## STATED EXERCISE
Gather each line of the entries below that includes "صائمتين".

— begin —

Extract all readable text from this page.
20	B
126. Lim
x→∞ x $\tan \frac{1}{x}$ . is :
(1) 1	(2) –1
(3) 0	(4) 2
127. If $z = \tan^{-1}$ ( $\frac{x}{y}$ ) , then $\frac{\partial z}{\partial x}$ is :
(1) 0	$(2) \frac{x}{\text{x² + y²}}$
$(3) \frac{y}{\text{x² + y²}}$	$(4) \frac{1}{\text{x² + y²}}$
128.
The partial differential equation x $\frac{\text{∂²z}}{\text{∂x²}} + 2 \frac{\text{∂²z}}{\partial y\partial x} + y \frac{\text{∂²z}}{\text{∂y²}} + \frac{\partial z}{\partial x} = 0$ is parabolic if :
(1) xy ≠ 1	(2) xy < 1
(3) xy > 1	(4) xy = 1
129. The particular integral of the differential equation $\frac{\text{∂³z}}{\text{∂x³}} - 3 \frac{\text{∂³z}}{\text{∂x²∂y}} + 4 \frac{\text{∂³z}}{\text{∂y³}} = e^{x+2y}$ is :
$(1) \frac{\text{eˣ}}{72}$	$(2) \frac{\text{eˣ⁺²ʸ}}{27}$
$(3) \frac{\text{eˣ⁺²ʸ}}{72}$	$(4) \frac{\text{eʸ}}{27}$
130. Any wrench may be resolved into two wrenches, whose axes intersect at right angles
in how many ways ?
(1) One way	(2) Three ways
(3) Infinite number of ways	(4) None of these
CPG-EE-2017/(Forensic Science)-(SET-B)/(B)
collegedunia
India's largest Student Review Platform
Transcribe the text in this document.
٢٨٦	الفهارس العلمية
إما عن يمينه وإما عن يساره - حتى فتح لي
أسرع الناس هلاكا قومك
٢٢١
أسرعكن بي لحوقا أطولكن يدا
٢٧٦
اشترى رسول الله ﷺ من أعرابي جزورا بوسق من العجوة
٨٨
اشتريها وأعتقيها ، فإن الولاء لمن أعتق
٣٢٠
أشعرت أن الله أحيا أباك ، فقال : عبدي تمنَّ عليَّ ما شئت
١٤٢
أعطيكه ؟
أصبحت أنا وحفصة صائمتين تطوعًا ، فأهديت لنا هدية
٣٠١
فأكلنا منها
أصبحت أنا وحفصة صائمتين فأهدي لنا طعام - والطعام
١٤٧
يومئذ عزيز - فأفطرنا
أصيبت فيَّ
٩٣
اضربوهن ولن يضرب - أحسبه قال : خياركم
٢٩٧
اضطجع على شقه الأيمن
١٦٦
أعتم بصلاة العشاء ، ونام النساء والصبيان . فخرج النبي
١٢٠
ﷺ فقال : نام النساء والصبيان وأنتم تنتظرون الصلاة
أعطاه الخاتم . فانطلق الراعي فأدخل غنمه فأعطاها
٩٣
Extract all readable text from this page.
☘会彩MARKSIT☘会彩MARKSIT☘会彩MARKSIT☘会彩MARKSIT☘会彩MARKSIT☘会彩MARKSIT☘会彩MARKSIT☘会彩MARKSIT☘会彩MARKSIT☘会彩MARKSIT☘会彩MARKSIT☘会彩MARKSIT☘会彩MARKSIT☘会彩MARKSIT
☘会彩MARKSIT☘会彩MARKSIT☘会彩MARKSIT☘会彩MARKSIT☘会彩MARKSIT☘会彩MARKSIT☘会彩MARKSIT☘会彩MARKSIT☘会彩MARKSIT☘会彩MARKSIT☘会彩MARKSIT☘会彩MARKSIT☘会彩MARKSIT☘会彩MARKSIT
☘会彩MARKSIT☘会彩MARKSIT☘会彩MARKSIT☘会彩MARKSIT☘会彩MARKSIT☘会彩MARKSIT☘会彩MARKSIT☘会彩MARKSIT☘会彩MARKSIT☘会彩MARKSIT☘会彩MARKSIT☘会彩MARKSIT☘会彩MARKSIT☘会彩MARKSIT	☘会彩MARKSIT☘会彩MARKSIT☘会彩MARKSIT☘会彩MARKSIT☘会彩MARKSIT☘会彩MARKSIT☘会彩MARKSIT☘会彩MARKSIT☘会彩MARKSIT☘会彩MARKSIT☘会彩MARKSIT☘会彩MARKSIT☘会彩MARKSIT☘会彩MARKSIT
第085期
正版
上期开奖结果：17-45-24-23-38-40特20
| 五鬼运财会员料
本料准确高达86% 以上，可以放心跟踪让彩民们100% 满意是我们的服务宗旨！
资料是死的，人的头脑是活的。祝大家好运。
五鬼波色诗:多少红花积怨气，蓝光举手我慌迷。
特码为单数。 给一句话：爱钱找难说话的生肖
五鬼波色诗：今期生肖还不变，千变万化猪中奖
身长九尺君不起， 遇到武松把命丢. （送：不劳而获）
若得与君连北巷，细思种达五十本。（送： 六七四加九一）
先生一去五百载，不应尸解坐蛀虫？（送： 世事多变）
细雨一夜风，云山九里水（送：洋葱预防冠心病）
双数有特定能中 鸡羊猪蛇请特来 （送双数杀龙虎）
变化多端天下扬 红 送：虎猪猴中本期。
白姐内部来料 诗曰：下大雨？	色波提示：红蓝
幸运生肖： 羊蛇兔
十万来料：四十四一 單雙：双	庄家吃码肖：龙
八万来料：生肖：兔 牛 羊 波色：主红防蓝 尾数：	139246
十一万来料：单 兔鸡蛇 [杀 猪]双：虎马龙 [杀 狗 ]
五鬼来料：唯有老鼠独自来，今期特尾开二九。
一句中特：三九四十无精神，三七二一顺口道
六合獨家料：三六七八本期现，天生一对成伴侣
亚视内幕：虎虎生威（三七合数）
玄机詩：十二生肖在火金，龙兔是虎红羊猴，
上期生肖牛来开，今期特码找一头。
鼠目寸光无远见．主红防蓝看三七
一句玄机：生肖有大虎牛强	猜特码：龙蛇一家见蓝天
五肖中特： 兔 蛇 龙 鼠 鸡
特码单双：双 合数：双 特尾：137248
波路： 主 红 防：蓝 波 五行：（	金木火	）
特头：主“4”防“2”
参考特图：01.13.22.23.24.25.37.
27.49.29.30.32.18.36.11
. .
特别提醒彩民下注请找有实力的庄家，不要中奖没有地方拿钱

— end —

## EXERCISE ANSWER
أصبحت أنا وحفصة صائمتين تطوعًا ، فأهديت لنا هدية
أصبحت أنا وحفصة صائمتين فأهدي لنا طعام - والطعام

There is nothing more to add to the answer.